Start of MATERIAL SHOWN

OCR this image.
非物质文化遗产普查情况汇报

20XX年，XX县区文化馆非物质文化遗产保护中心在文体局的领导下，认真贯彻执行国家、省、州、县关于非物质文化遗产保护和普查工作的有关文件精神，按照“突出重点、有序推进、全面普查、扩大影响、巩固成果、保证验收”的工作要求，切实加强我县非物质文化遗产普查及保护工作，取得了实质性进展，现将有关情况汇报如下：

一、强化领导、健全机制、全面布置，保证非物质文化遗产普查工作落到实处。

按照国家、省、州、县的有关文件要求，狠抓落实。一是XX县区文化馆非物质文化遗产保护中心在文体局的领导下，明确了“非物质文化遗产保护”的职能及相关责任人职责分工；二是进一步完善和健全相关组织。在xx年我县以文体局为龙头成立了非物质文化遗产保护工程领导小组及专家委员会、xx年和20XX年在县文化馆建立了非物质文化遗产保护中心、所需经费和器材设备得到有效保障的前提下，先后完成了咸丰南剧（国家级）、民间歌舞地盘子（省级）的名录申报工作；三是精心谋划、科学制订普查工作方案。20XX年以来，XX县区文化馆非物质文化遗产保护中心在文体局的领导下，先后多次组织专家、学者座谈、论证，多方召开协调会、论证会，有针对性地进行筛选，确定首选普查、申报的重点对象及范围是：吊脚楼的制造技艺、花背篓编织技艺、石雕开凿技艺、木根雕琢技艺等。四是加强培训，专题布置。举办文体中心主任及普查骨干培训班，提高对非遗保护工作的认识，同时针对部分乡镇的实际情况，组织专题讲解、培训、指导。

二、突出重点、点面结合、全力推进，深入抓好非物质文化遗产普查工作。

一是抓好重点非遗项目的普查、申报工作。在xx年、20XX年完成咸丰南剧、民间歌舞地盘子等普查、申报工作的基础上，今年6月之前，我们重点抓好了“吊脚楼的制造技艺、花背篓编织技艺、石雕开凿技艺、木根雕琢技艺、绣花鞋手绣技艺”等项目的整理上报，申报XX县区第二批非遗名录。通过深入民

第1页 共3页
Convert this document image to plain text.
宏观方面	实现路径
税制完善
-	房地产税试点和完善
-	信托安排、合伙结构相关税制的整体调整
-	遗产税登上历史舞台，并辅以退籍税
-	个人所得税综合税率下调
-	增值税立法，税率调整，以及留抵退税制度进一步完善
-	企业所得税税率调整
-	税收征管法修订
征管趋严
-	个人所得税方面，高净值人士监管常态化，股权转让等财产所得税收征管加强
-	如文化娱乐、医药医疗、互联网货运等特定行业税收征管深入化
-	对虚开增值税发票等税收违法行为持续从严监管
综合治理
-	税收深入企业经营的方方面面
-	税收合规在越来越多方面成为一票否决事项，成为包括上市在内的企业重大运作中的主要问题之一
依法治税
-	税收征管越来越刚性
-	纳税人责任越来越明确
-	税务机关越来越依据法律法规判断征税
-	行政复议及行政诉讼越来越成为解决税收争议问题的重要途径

End of MATERIAL SHOWN

• GOAL:
Repeat all the entries word for word.

• COMPLETED TASK:
OCR this image.
非物质文化遗产普查情况汇报

20XX年，XX县区文化馆非物质文化遗产保护中心在文体局的领导下，认真贯彻执行国家、省、州、县关于非物质文化遗产保护和普查工作的有关文件精神，按照“突出重点、有序推进、全面普查、扩大影响、巩固成果、保证验收”的工作要求，切实加强我县非物质文化遗产普查及保护工作，取得了实质性进展，现将有关情况汇报如下：

一、强化领导、健全机制、全面布置，保证非物质文化遗产普查工作落到实处。

按照国家、省、州、县的有关文件要求，狠抓落实。一是XX县区文化馆非物质文化遗产保护中心在文体局的领导下，明确了“非物质文化遗产保护”的职能及相关责任人职责分工；二是进一步完善和健全相关组织。在xx年我县以文体局为龙头成立了非物质文化遗产保护工程领导小组及专家委员会、xx年和20XX年在县文化馆建立了非物质文化遗产保护中心、所需经费和器材设备得到有效保障的前提下，先后完成了咸丰南剧（国家级）、民间歌舞地盘子（省级）的名录申报工作；三是精心谋划、科学制订普查工作方案。20XX年以来，XX县区文化馆非物质文化遗产保护中心在文体局的领导下，先后多次组织专家、学者座谈、论证，多方召开协调会、论证会，有针对性地进行筛选，确定首选普查、申报的重点对象及范围是：吊脚楼的制造技艺、花背篓编织技艺、石雕开凿技艺、木根雕琢技艺等。四是加强培训，专题布置。举办文体中心主任及普查骨干培训班，提高对非遗保护工作的认识，同时针对部分乡镇的实际情况，组织专题讲解、培训、指导。

二、突出重点、点面结合、全力推进，深入抓好非物质文化遗产普查工作。

一是抓好重点非遗项目的普查、申报工作。在xx年、20XX年完成咸丰南剧、民间歌舞地盘子等普查、申报工作的基础上，今年6月之前，我们重点抓好了“吊脚楼的制造技艺、花背篓编织技艺、石雕开凿技艺、木根雕琢技艺、绣花鞋手绣技艺”等项目的整理上报，申报XX县区第二批非遗名录。通过深入民

第1页 共3页
Convert this document image to plain text.
宏观方面	实现路径
税制完善
-	房地产税试点和完善
-	信托安排、合伙结构相关税制的整体调整
-	遗产税登上历史舞台，并辅以退籍税
-	个人所得税综合税率下调
-	增值税立法，税率调整，以及留抵退税制度进一步完善
-	企业所得税税率调整
-	税收征管法修订
征管趋严
-	个人所得税方面，高净值人士监管常态化，股权转让等财产所得税收征管加强
-	如文化娱乐、医药医疗、互联网货运等特定行业税收征管深入化
-	对虚开增值税发票等税收违法行为持续从严监管
综合治理
-	税收深入企业经营的方方面面
-	税收合规在越来越多方面成为一票否决事项，成为包括上市在内的企业重大运作中的主要问题之一
依法治税
-	税收征管越来越刚性
-	纳税人责任越来越明确
-	税务机关越来越依据法律法规判断征税
-	行政复议及行政诉讼越来越成为解决税收争议问题的重要途径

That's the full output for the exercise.